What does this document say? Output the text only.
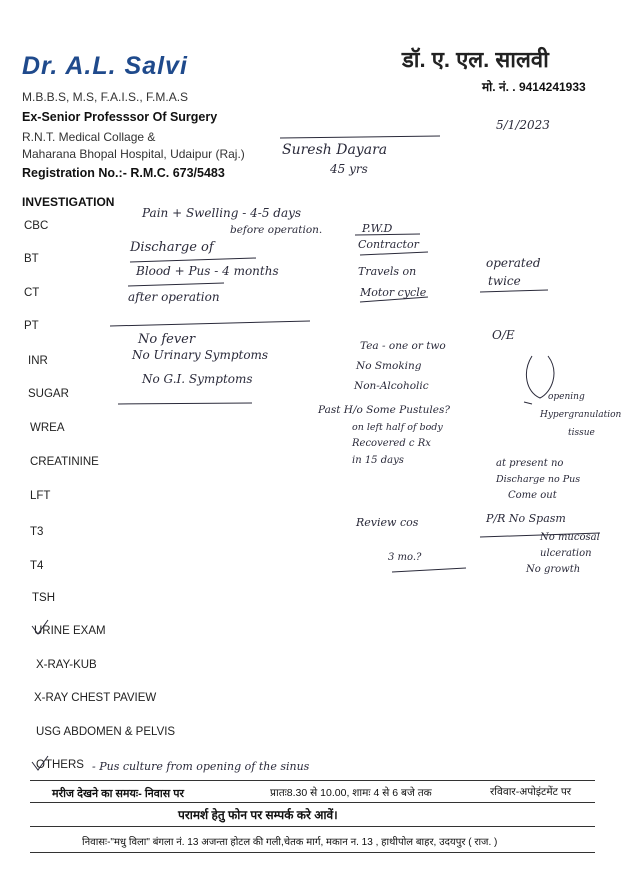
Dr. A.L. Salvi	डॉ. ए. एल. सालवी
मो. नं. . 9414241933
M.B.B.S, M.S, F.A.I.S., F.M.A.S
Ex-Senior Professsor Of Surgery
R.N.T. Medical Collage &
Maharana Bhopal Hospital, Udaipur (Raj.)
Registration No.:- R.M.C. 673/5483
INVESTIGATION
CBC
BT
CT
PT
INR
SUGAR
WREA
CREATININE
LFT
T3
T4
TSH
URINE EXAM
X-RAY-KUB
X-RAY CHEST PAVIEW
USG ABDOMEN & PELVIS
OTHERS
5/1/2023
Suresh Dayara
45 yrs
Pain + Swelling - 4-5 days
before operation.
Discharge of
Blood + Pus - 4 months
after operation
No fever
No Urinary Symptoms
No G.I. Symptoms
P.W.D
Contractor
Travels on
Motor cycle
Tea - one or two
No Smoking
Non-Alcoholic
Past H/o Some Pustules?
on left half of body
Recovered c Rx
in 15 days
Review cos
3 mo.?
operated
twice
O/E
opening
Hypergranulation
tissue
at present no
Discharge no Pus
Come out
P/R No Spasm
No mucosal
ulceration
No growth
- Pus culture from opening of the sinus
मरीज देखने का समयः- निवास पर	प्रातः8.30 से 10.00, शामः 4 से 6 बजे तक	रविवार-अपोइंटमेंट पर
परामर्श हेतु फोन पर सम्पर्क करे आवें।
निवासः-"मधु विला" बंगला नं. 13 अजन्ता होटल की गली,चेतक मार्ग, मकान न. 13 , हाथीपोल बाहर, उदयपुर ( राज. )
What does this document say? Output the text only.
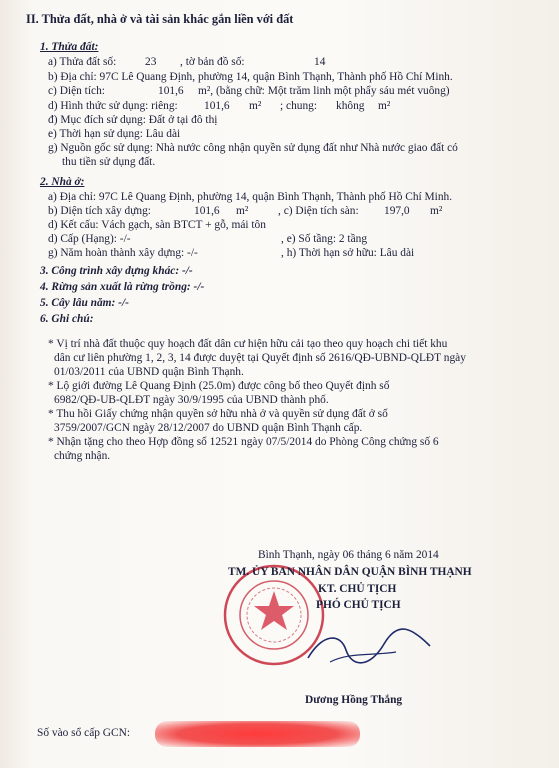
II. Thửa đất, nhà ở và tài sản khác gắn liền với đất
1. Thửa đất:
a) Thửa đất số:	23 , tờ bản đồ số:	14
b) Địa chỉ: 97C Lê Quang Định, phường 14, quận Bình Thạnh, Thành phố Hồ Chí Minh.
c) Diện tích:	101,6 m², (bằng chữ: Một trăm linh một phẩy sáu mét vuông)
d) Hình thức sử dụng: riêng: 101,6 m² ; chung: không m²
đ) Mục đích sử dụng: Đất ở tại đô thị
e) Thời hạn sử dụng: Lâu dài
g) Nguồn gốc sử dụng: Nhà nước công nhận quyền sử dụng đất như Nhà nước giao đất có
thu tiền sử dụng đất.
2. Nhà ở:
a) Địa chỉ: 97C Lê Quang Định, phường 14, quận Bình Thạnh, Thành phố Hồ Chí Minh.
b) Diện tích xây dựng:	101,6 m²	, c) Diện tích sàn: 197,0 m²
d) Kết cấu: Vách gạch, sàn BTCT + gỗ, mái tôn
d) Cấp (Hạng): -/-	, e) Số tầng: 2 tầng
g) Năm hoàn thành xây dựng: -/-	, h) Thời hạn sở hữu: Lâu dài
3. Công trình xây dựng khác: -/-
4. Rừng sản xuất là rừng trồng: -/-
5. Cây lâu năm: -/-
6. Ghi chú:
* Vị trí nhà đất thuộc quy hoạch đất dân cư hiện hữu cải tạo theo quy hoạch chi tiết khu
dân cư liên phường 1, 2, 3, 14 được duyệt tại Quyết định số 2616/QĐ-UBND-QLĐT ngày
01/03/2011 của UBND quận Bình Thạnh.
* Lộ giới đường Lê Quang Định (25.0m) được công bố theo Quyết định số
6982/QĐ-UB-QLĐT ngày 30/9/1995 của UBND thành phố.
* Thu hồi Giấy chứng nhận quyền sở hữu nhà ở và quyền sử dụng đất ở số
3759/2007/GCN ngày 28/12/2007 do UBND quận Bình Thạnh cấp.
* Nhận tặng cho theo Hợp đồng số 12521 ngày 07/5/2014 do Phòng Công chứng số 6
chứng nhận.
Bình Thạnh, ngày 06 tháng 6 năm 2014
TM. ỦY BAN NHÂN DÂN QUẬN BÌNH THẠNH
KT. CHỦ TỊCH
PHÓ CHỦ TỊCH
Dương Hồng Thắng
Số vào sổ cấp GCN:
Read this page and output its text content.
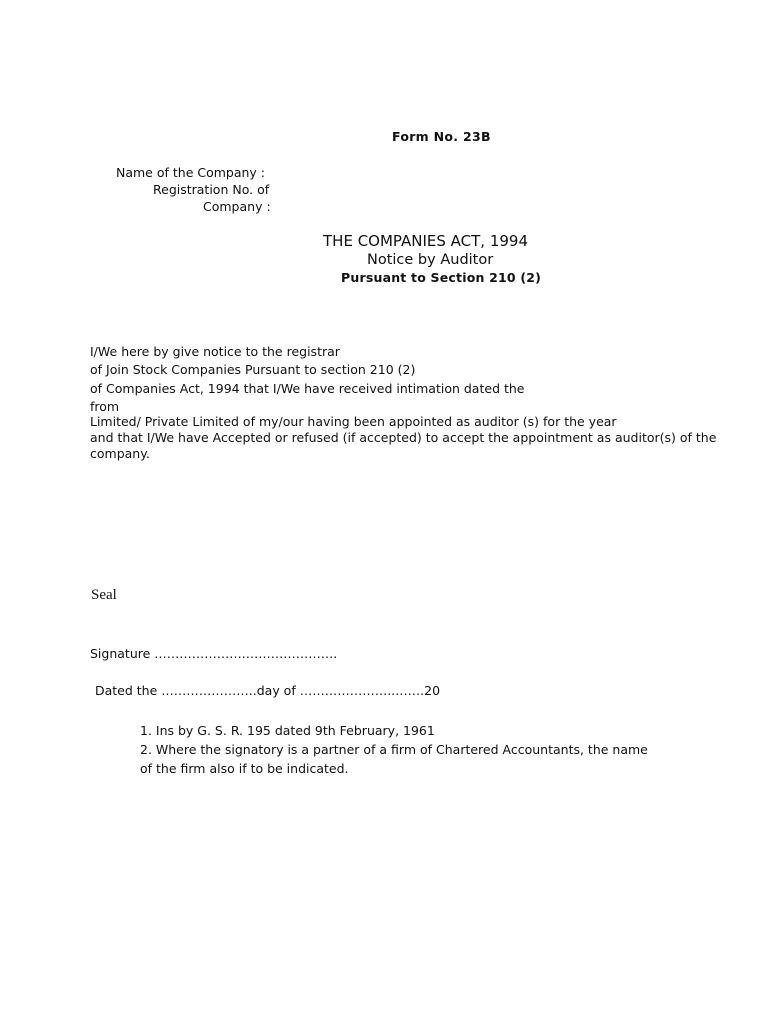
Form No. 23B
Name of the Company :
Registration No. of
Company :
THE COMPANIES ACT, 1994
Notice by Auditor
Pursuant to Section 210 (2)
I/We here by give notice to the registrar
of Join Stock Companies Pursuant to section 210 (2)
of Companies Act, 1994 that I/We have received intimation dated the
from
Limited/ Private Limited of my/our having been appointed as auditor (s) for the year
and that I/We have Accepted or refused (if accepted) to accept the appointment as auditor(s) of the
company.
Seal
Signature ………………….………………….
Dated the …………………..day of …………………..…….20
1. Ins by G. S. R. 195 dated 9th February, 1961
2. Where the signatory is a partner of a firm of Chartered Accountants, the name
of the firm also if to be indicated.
---+---
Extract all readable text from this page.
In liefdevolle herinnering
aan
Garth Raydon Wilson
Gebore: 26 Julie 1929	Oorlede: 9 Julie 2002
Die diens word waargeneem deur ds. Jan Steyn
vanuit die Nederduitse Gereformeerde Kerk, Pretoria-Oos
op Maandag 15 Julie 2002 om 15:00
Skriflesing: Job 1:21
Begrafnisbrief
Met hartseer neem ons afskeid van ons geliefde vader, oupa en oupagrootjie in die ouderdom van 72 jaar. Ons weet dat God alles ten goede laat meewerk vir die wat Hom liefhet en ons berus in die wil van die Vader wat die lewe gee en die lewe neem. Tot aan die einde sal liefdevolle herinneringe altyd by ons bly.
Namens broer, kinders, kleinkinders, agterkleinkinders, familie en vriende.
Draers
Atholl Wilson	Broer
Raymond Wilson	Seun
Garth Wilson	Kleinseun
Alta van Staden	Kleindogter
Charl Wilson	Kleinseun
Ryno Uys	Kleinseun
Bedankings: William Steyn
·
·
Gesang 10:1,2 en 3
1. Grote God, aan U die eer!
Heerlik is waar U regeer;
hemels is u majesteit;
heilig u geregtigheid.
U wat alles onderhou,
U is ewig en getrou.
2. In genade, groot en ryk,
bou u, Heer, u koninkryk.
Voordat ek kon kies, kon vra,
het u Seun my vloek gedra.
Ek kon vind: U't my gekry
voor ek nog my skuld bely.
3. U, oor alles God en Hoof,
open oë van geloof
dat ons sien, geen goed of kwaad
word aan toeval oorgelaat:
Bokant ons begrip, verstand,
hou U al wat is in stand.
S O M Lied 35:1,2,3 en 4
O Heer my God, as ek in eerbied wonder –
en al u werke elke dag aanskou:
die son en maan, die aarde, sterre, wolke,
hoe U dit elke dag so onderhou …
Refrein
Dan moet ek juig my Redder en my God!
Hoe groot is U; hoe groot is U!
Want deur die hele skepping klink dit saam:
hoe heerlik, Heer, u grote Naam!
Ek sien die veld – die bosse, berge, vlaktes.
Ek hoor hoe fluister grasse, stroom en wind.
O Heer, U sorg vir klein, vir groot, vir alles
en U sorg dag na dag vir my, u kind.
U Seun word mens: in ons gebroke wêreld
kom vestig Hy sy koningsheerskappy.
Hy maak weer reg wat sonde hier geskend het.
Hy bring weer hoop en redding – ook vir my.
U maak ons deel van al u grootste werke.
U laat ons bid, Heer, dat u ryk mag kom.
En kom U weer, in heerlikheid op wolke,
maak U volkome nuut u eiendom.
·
---+---
* WHAT IS BEING ASKED *
From the listing above, copy out each line where the word "text" appears.

* EXERCISE ANSWER *
What does this document say? Output the text only.
What does this document say? Output the text only.
Read this page and output its text content.
Extract all readable text from this page.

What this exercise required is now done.